'''

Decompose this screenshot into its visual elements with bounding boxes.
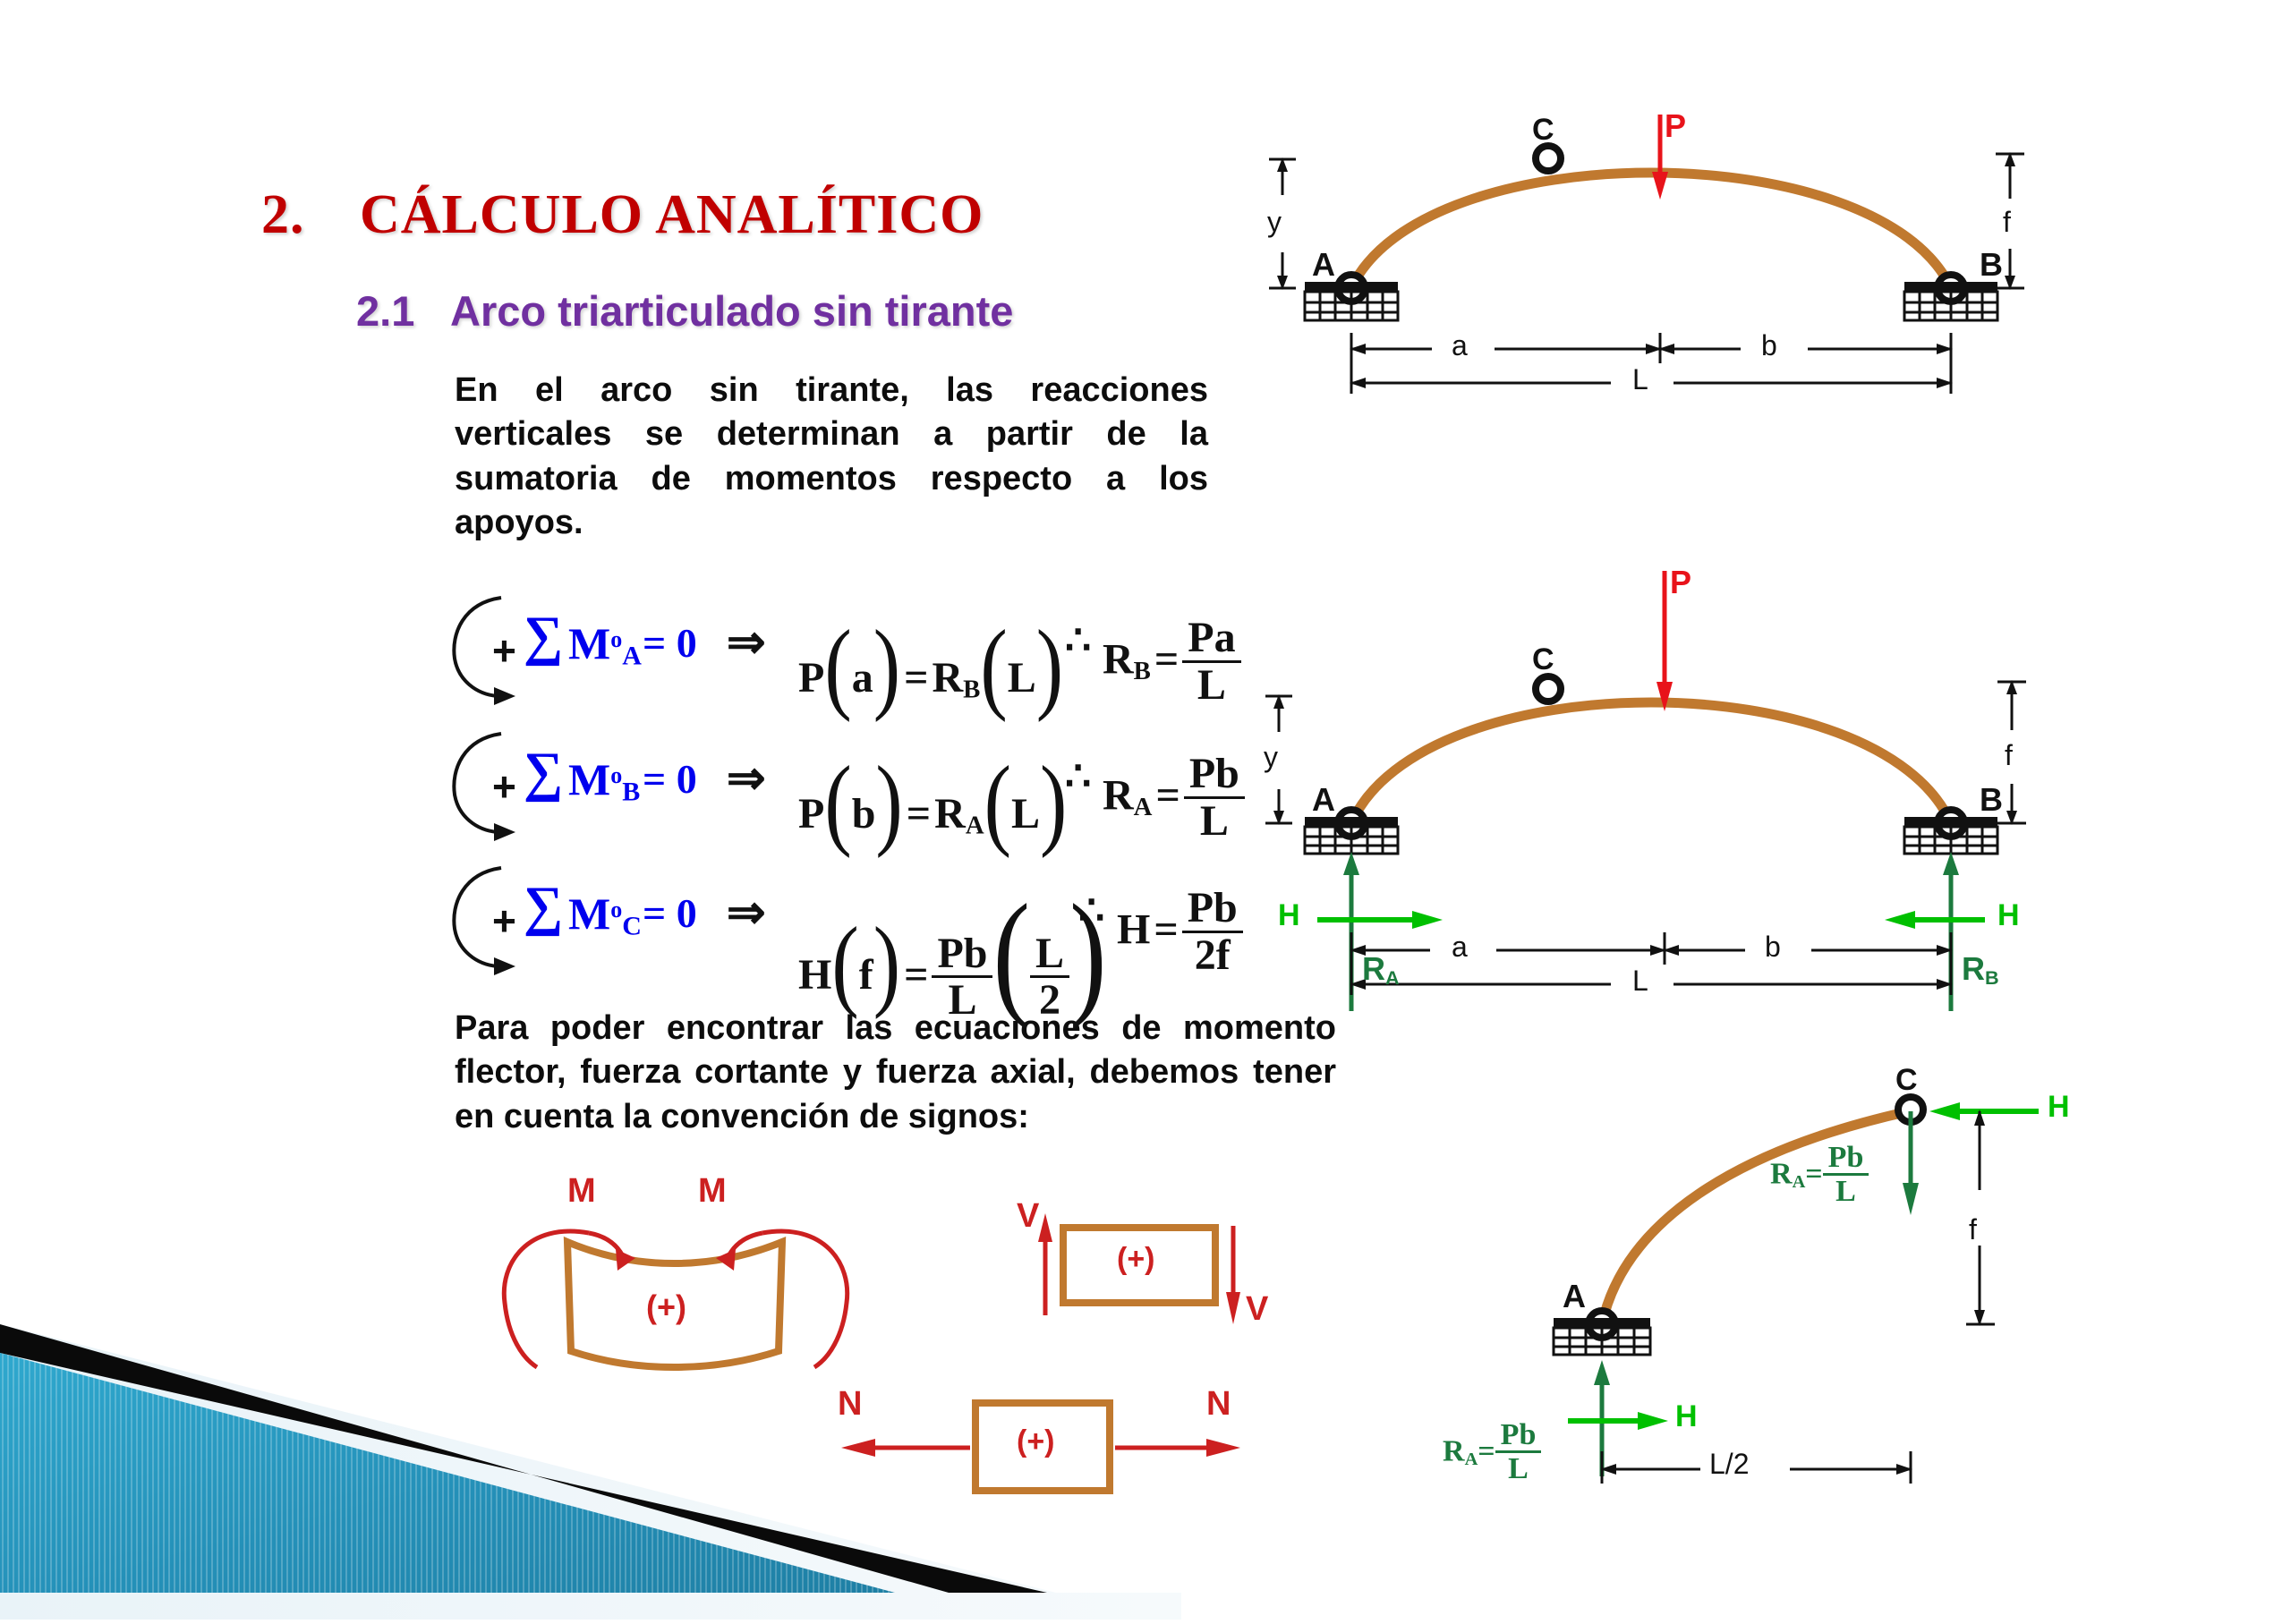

'''
'''

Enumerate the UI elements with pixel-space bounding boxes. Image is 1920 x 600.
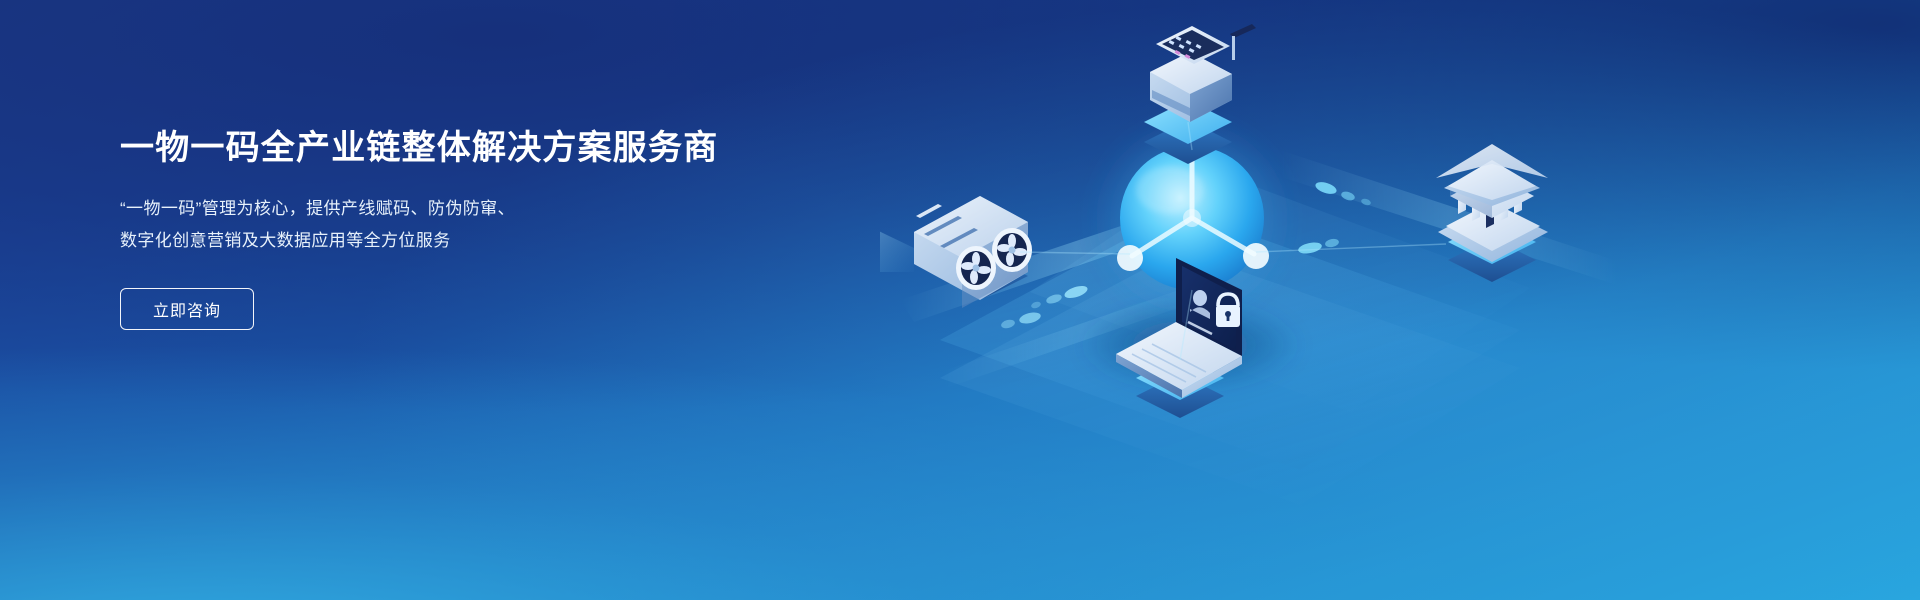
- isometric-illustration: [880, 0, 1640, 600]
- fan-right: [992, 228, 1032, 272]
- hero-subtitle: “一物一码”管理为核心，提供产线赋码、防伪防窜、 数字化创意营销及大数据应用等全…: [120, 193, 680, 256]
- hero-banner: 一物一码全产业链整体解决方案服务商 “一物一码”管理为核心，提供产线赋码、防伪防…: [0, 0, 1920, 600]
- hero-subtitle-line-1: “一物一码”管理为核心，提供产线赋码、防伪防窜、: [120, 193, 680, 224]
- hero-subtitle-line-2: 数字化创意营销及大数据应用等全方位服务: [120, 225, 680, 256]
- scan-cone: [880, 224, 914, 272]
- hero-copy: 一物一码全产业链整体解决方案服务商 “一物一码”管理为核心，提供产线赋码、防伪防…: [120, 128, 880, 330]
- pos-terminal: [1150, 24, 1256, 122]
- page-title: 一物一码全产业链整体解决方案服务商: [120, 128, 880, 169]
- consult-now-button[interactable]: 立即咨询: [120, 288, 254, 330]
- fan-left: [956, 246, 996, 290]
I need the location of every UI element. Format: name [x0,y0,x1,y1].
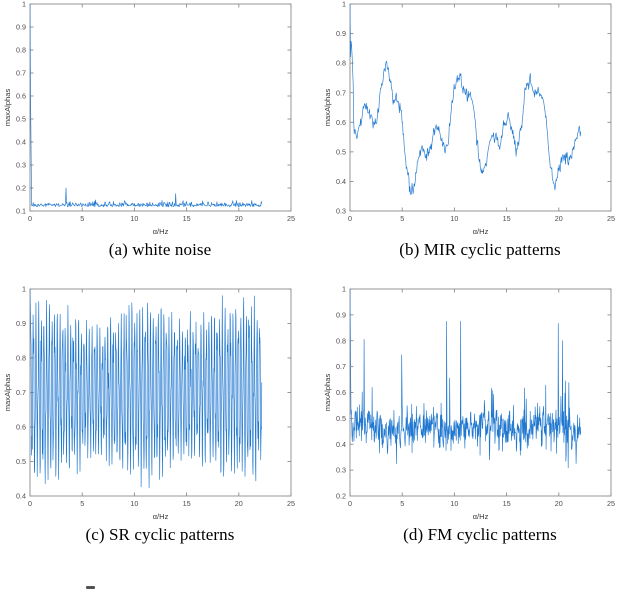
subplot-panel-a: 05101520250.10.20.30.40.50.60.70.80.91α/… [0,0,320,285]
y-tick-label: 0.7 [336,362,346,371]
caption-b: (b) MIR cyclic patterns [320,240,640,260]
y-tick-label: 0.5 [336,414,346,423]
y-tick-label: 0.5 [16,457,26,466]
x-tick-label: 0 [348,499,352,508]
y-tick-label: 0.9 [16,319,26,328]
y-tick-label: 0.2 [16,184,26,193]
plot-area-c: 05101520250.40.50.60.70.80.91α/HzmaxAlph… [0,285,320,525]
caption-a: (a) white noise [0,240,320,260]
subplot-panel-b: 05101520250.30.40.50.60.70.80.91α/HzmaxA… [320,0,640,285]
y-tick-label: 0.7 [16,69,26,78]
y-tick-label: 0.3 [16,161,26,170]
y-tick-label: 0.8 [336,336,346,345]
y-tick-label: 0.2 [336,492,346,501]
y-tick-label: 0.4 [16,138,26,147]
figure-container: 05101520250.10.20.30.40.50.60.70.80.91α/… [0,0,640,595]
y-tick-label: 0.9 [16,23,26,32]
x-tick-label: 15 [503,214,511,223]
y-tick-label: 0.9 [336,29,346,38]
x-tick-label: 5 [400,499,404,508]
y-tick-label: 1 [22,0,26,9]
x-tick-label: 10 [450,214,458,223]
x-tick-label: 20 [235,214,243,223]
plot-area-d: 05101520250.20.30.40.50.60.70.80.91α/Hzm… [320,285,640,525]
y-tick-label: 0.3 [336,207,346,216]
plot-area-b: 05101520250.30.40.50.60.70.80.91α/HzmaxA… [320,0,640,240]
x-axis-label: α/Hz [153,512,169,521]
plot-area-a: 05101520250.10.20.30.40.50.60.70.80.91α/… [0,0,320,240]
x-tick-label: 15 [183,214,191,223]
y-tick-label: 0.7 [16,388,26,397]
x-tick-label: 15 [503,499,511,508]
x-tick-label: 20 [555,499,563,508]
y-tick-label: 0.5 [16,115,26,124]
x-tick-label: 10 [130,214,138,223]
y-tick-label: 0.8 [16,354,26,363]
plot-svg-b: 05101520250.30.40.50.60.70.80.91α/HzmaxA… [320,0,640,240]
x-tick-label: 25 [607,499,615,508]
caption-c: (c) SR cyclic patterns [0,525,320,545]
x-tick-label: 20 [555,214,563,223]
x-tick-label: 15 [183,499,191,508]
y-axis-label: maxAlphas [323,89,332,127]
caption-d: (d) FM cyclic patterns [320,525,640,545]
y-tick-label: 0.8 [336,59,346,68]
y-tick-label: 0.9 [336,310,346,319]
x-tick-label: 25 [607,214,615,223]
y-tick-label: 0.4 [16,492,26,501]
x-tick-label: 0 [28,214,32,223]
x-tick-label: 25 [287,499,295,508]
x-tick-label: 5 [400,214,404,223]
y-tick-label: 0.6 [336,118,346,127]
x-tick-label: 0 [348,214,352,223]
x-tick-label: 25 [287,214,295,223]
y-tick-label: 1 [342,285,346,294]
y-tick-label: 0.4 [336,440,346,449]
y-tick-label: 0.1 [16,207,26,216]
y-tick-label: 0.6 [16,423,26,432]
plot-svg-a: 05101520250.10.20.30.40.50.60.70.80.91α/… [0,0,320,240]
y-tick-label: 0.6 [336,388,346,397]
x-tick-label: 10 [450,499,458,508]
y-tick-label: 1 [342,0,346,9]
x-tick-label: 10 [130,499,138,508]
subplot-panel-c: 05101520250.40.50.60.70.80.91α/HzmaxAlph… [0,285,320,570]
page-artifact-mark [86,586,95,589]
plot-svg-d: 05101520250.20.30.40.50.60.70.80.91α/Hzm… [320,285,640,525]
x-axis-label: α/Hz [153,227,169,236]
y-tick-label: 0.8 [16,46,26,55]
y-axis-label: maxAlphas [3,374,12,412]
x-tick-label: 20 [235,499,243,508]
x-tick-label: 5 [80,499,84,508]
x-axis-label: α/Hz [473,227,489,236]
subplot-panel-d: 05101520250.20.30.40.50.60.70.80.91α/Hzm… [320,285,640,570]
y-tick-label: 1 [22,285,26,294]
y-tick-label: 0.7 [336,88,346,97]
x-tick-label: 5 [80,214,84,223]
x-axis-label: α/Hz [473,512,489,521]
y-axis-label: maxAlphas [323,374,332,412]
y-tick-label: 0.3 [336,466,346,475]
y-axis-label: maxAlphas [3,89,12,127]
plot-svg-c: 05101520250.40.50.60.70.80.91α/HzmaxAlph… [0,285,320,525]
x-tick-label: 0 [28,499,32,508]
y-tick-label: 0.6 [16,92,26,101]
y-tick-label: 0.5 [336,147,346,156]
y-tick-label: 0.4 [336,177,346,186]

'''
'''

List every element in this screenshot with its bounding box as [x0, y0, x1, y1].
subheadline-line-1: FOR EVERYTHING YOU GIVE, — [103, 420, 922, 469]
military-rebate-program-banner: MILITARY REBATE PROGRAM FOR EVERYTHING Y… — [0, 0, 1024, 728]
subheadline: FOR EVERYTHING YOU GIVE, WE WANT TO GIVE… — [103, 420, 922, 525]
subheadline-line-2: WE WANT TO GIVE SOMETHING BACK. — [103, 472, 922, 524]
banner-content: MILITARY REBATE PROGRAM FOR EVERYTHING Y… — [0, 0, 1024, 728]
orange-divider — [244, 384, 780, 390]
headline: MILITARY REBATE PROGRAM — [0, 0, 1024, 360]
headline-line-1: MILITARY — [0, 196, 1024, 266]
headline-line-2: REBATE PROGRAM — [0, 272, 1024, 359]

'''

• What the exercise asks
Count the lines in the items above that contain the string "this", treating uppercase and lowercase letters as distinct. Reply with the number alone.

• Response below
2